Written exercise >>
Reproduce the material in full, exactly as written.

++++ Provided records

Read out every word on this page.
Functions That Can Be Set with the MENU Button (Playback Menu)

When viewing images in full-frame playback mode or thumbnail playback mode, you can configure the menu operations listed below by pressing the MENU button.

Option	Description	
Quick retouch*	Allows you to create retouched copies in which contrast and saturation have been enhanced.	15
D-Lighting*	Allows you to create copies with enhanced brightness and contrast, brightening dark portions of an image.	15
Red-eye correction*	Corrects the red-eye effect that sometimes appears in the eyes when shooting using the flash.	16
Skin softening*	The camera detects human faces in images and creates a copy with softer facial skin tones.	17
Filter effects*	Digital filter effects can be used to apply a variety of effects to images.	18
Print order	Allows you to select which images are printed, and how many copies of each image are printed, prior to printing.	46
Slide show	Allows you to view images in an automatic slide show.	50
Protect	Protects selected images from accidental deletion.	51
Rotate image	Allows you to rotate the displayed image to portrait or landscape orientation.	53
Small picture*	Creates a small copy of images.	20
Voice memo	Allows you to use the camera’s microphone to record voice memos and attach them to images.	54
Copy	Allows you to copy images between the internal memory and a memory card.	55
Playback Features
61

++++++++

Completed task >>
Read out every word on this page.
Functions That Can Be Set with the MENU Button (Playback Menu)

When viewing images in full-frame playback mode or thumbnail playback mode, you can configure the menu operations listed below by pressing the MENU button.

Option	Description	
Quick retouch*	Allows you to create retouched copies in which contrast and saturation have been enhanced.	15
D-Lighting*	Allows you to create copies with enhanced brightness and contrast, brightening dark portions of an image.	15
Red-eye correction*	Corrects the red-eye effect that sometimes appears in the eyes when shooting using the flash.	16
Skin softening*	The camera detects human faces in images and creates a copy with softer facial skin tones.	17
Filter effects*	Digital filter effects can be used to apply a variety of effects to images.	18
Print order	Allows you to select which images are printed, and how many copies of each image are printed, prior to printing.	46
Slide show	Allows you to view images in an automatic slide show.	50
Protect	Protects selected images from accidental deletion.	51
Rotate image	Allows you to rotate the displayed image to portrait or landscape orientation.	53
Small picture*	Creates a small copy of images.	20
Voice memo	Allows you to use the camera’s microphone to record voice memos and attach them to images.	54
Copy	Allows you to copy images between the internal memory and a memory card.	55
Playback Features
61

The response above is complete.